---------- Records shown ----------

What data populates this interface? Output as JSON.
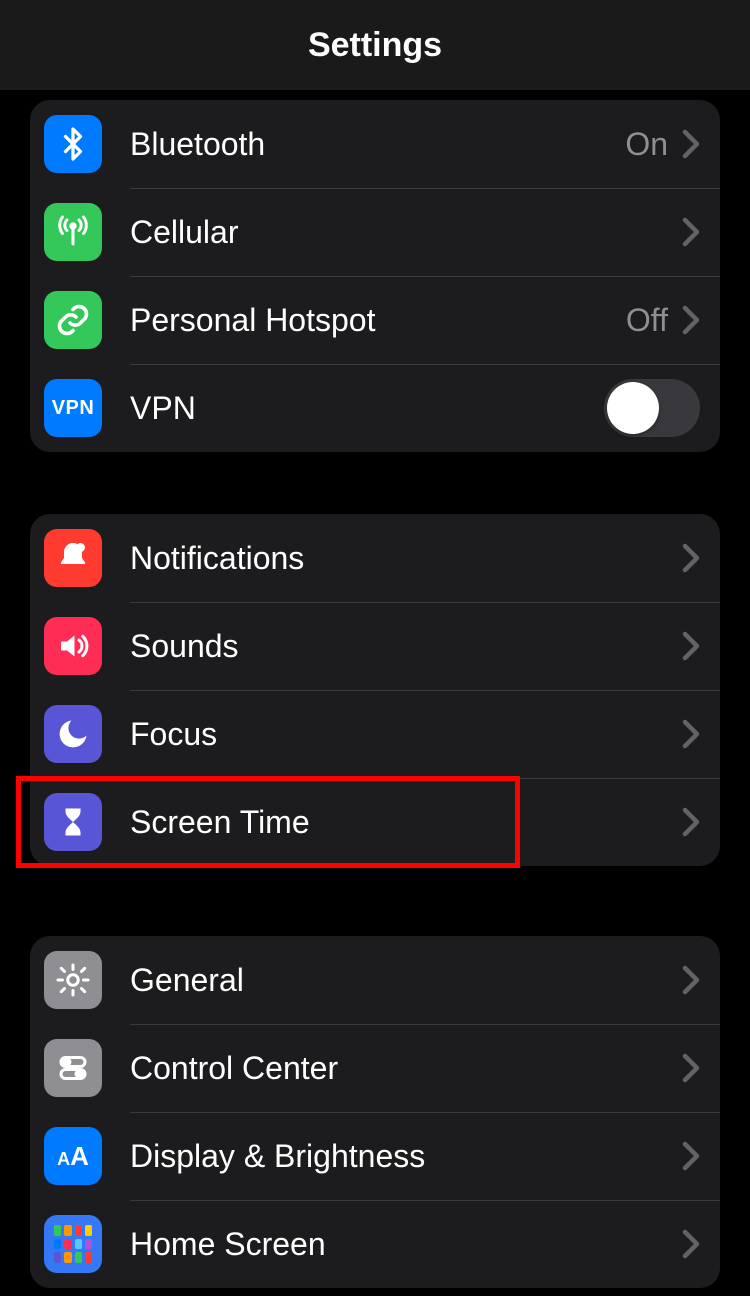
{
  "header": {
    "title": "Settings"
  },
  "groups": [
    {
      "rows": [
        {
          "id": "bluetooth",
          "label": "Bluetooth",
          "value": "On",
          "chevron": true,
          "icon_bg": "bg-blue"
        },
        {
          "id": "cellular",
          "label": "Cellular",
          "chevron": true,
          "icon_bg": "bg-green"
        },
        {
          "id": "hotspot",
          "label": "Personal Hotspot",
          "value": "Off",
          "chevron": true,
          "icon_bg": "bg-green"
        },
        {
          "id": "vpn",
          "label": "VPN",
          "toggle": true,
          "toggle_on": false,
          "icon_bg": "bg-blue"
        }
      ]
    },
    {
      "rows": [
        {
          "id": "notifications",
          "label": "Notifications",
          "chevron": true,
          "icon_bg": "bg-red"
        },
        {
          "id": "sounds",
          "label": "Sounds",
          "chevron": true,
          "icon_bg": "bg-pink"
        },
        {
          "id": "focus",
          "label": "Focus",
          "chevron": true,
          "icon_bg": "bg-indigo"
        },
        {
          "id": "screentime",
          "label": "Screen Time",
          "chevron": true,
          "icon_bg": "bg-indigo",
          "highlight": true
        }
      ]
    },
    {
      "rows": [
        {
          "id": "general",
          "label": "General",
          "chevron": true,
          "icon_bg": "bg-gray"
        },
        {
          "id": "controlcenter",
          "label": "Control Center",
          "chevron": true,
          "icon_bg": "bg-gray"
        },
        {
          "id": "display",
          "label": "Display & Brightness",
          "chevron": true,
          "icon_bg": "bg-blue"
        },
        {
          "id": "homescreen",
          "label": "Home Screen",
          "chevron": true,
          "icon_bg": "bg-darkblue"
        }
      ]
    }
  ],
  "icons": {
    "bluetooth": "bluetooth-icon",
    "cellular": "cellular-antenna-icon",
    "hotspot": "link-icon",
    "vpn": "vpn-text-icon",
    "notifications": "bell-icon",
    "sounds": "speaker-icon",
    "focus": "moon-icon",
    "screentime": "hourglass-icon",
    "general": "gear-icon",
    "controlcenter": "switches-icon",
    "display": "text-aa-icon",
    "homescreen": "app-grid-icon"
  },
  "home_grid_colors": [
    "#34c759",
    "#ff9500",
    "#ff3b30",
    "#ffcc00",
    "#007aff",
    "#ff2d55",
    "#5ac8fa",
    "#af52de",
    "#5856d6",
    "#ff9500",
    "#34c759",
    "#ff3b30"
  ]
}
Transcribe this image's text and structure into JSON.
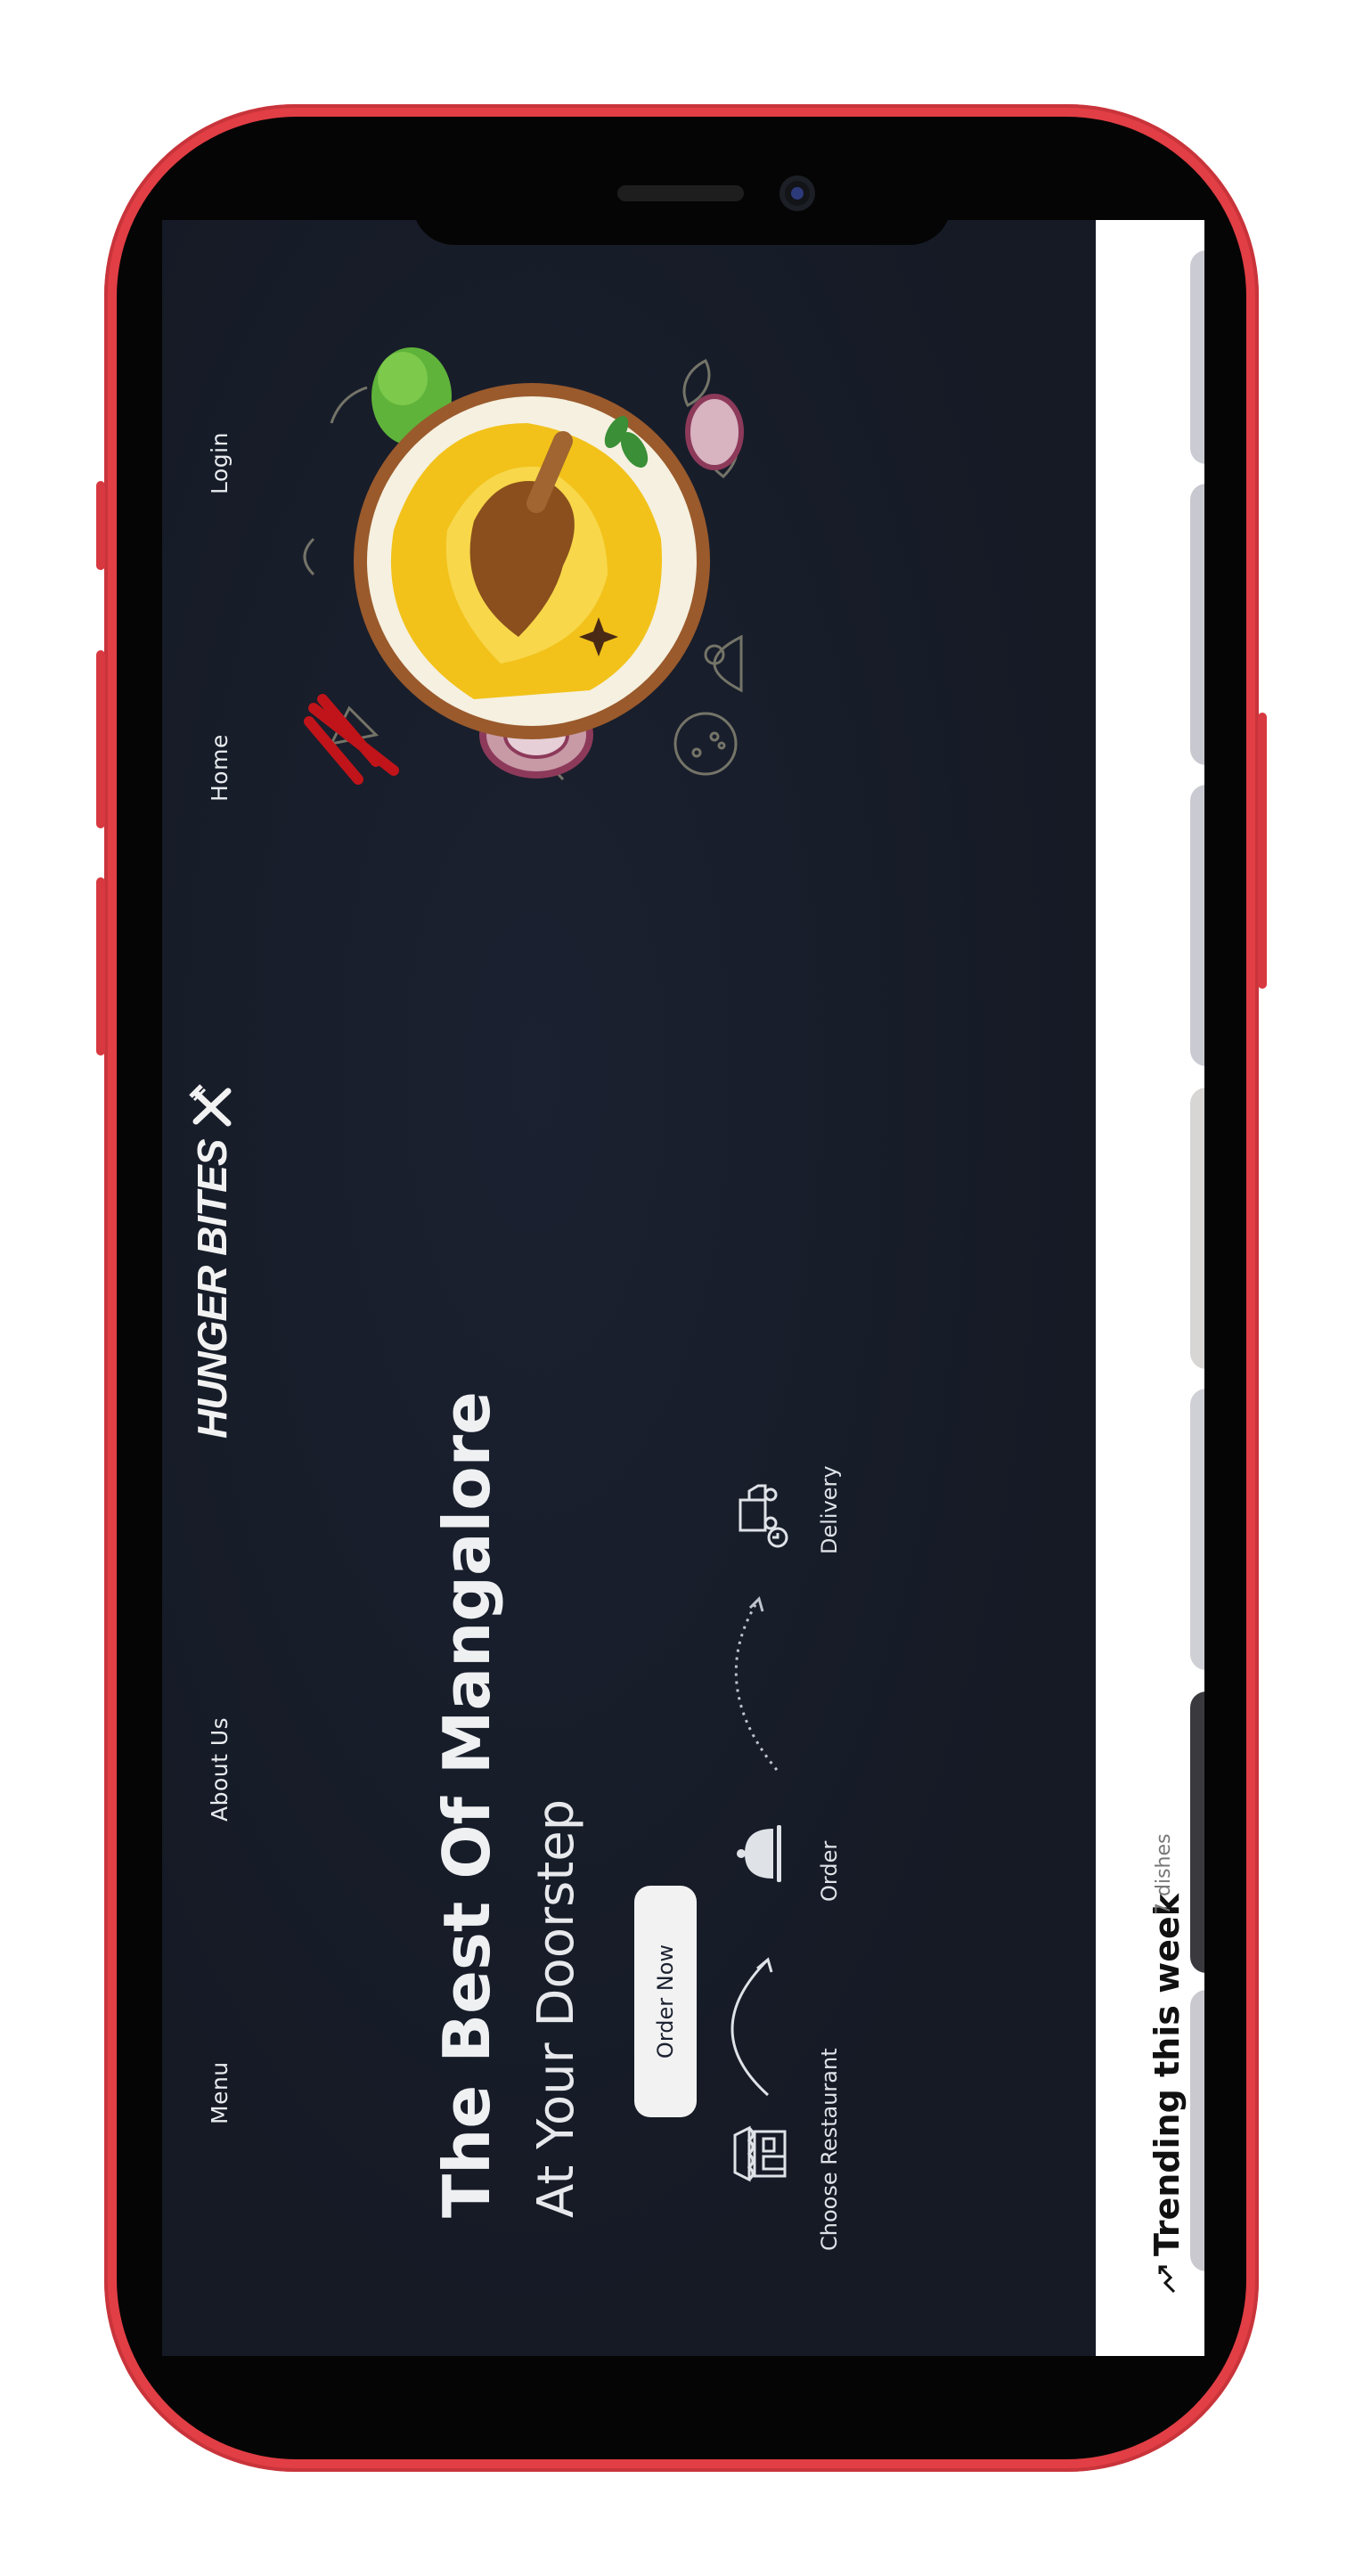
{
  "nav": {
    "menu": "Menu",
    "about": "About Us",
    "home": "Home",
    "login": "Login"
  },
  "brand": {
    "name": "HUNGER BITES",
    "icon": "fork-knife-cross-icon"
  },
  "hero": {
    "title": "The Best Of Mangalore",
    "subtitle": "At Your Doorstep",
    "cta": "Order Now"
  },
  "steps": [
    {
      "label": "Choose Restaurant",
      "icon": "storefront-icon"
    },
    {
      "label": "Order",
      "icon": "cloche-icon"
    },
    {
      "label": "Delivery",
      "icon": "delivery-truck-icon"
    }
  ],
  "trending": {
    "title": "Trending this week",
    "count": "7 dishes",
    "icon": "trending-up-icon"
  },
  "colors": {
    "frame": "#e23e45",
    "hero_bg": "#151a25",
    "text_light": "#eef0f2",
    "button_bg": "#f2f2f2"
  }
}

----------

#### Your objective:
Restate each of the entries above word for word and skip every image.

#### Exercise answer:
What data populates this interface? Output as JSON.
{
  "header": {
    "title": "Settings"
  },
  "groups": [
    {
      "rows": [
        {
          "id": "bluetooth",
          "label": "Bluetooth",
          "value": "On",
          "chevron": true,
          "icon_bg": "bg-blue"
        },
        {
          "id": "cellular",
          "label": "Cellular",
          "chevron": true,
          "icon_bg": "bg-green"
        },
        {
          "id": "hotspot",
          "label": "Personal Hotspot",
          "value": "Off",
          "chevron": true,
          "icon_bg": "bg-green"
        },
        {
          "id": "vpn",
          "label": "VPN",
          "toggle": true,
          "toggle_on": false,
          "icon_bg": "bg-blue"
        }
      ]
    },
    {
      "rows": [
        {
          "id": "notifications",
          "label": "Notifications",
          "chevron": true,
          "icon_bg": "bg-red"
        },
        {
          "id": "sounds",
          "label": "Sounds",
          "chevron": true,
          "icon_bg": "bg-pink"
        },
        {
          "id": "focus",
          "label": "Focus",
          "chevron": true,
          "icon_bg": "bg-indigo"
        },
        {
          "id": "screentime",
          "label": "Screen Time",
          "chevron": true,
          "icon_bg": "bg-indigo",
          "highlight": true
        }
      ]
    },
    {
      "rows": [
        {
          "id": "general",
          "label": "General",
          "chevron": true,
          "icon_bg": "bg-gray"
        },
        {
          "id": "controlcenter",
          "label": "Control Center",
          "chevron": true,
          "icon_bg": "bg-gray"
        },
        {
          "id": "display",
          "label": "Display & Brightness",
          "chevron": true,
          "icon_bg": "bg-blue"
        },
        {
          "id": "homescreen",
          "label": "Home Screen",
          "chevron": true,
          "icon_bg": "bg-darkblue"
        }
      ]
    }
  ],
  "icons": {
    "bluetooth": "bluetooth-icon",
    "cellular": "cellular-antenna-icon",
    "hotspot": "link-icon",
    "vpn": "vpn-text-icon",
    "notifications": "bell-icon",
    "sounds": "speaker-icon",
    "focus": "moon-icon",
    "screentime": "hourglass-icon",
    "general": "gear-icon",
    "controlcenter": "switches-icon",
    "display": "text-aa-icon",
    "homescreen": "app-grid-icon"
  },
  "home_grid_colors": [
    "#34c759",
    "#ff9500",
    "#ff3b30",
    "#ffcc00",
    "#007aff",
    "#ff2d55",
    "#5ac8fa",
    "#af52de",
    "#5856d6",
    "#ff9500",
    "#34c759",
    "#ff3b30"
  ]
}
Transcribe this image's text and structure into JSON.
{
  "nav": {
    "menu": "Menu",
    "about": "About Us",
    "home": "Home",
    "login": "Login"
  },
  "brand": {
    "name": "HUNGER BITES",
    "icon": "fork-knife-cross-icon"
  },
  "hero": {
    "title": "The Best Of Mangalore",
    "subtitle": "At Your Doorstep",
    "cta": "Order Now"
  },
  "steps": [
    {
      "label": "Choose Restaurant",
      "icon": "storefront-icon"
    },
    {
      "label": "Order",
      "icon": "cloche-icon"
    },
    {
      "label": "Delivery",
      "icon": "delivery-truck-icon"
    }
  ],
  "trending": {
    "title": "Trending this week",
    "count": "7 dishes",
    "icon": "trending-up-icon"
  },
  "colors": {
    "frame": "#e23e45",
    "hero_bg": "#151a25",
    "text_light": "#eef0f2",
    "button_bg": "#f2f2f2"
  }
}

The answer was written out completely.